**SOURCE**
BEGIN
Only faster when turning?
As far as image quality, when the ground detail is comprised of a flat texture suitable for AF, I think the observation is valid, if subjective.

Worst case performance is almost identical, however

To summarize what I'm still wondering:
1) Where are you getting indication of wide performance variance when turning for "ad" AF? You're not just assuming that, right?
2) Performance savings would be more hidden by CPU limitations, so I'm not sure an "almost identical" performance impact means muach, at least without having the results you have in mind to evaluate.
3) In any case, on a card like the 16 pipe NV40, it seems clear that regardless (and because of) the above, "b" AF's performance impact should not be a negative, and the behavior of the scene should show it to its strongest advantage, and in my consideration likely to be clearly superior for the scenario outlined above.

- comparing identical performance is hardly possible, because "ad" performance changes too much with the angle

How much is this change that is "too much"?

- "ad" saves transistors

Ok.

* Third, a "rolling hills" game with many different angles
- comparing identical degrees of "ad" vs "b": "ad" is faster, but with obvious quality drawbacks

You keep saying things like "obvious" to represent the drawbacks as unassailable, but at the same time dismiss the drawbacks of having lesser degree at other angles (again, assuming "b" AF isn't implemented with the same maximum degree, as perhaps a transistor cost might dictate).

They are both "obvious" where they occur, but they can both go unnoticed by the viewer.
No need for subjectively weighting the discussion by substituting a subjective evaluation as an excuse to ignore one or the other, especially if a "b" AF implementation has the same maximum degree and makes the issue moot by delivering the same maximum image quality (the problem is just that this is necessary in order to make the issue of "b" AF image quality disadvantages actually moot outside of subjectivity).

- comparing identical performance ("b" at lower level): "b" still reaches an overall better, more balanced image quality when doing the same work, because the distribution is more sensible.

Why do you keep intermixing a subjective evaluation like this? This is nothing more than repeating that 4x "b" has better image quality than 16x "ad" and hiding behind a lack of specified numbers to propose it as somehow objective to say "lower" is always better than "higher" regardless of actuality.

- "ad" saves transistors

And even this by itself might allow a higher maximum degree with a given transistor budget, which you exclude from consideration for image quality by consistently and repeatedly ignoring any and all possibility of considering how this advantage manifests at all.
Even still, for this game type, angle dependent AF (the ones we are discussing, AFAIK) doesn't just show benefit at 0 and 90 degrees.
...
Overall, that still leaves the flight simulator case (for 16 pipe, and I'd speculate down to 8 pipe designs) where performance savings seem, to my expectation, likely to be completely unimportant for even high resolutions, when the ground details is delivered by a color texture.

Most games today are a blend between 1 and 3, leaning towards 3. The only consistent advantage for "ad" is that it saves transistors.
END
**DATASET SECTION**
BEGIN
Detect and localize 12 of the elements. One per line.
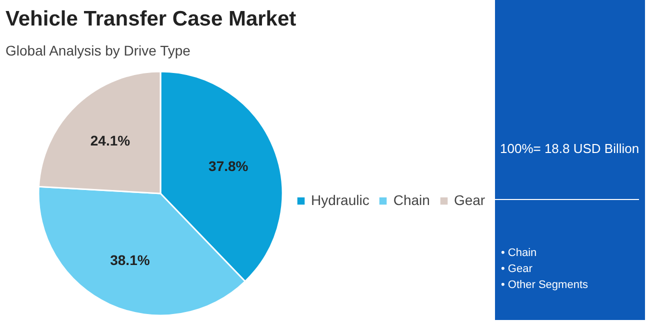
END
**PROBLEMS**
1/ Using the anisotropic filtering post, answer each item briefly.
(a) Which card is named as an example of a 16 pipe design?
(b) What type of game is listed third?
(c) What is called the only consistent advantage for "ad"?
2/ Carry on the anisotropic filtering post, starting right after its last sentence.

**WRITTEN RESPONSES**
1/
(a) The NV40.
(b) A "rolling hills" game with many different angles.
(c) It saves transistors.

2/
That last statement is only because you use subjective criteria to ignore that the advantages for "b" are not consistent either, just like the ones for "ad" that you just dismissed from consideration!
This is what is useless, not your opinion of it offering superior image quality. It precludes any realistic consideration or discussion that might result in a different conclusion, and only by subjective factors that seem geared towards justifying labels like "crappy" or "stupid".

IMO performance is not an advantage of "ad", because "b" can reach better or at least identical quality for the same performance cost.

Because you stipulate something that doesn't make sense as far as I've seen (for example, that the performance advantage for "ad" is minimized in "Doom" style scenes where its more highly filtered angles occur most, and cover more screen area than the occurence of lesser filtered angled surfaces).

This isn't always 4x"b" vs 16x"ad". The numbers may vary depending on the predominant angles in a game. However, I firmly believe that with the same amount of work, "b" can always do at least as good as "ad" regarding quality, and visibly better most of the time.

This is where the problem occurs...you've gone so far into subjectivity that you state as fact that a lesser degree of aniso is always the same as a higher, or simply ignoring its occurence. You've dropped the number 4x (here at least), and sidestep around requiring "b" AF to get up to the same maximum degree (where, of course, I'd agree with you) by simply omitting the possibility.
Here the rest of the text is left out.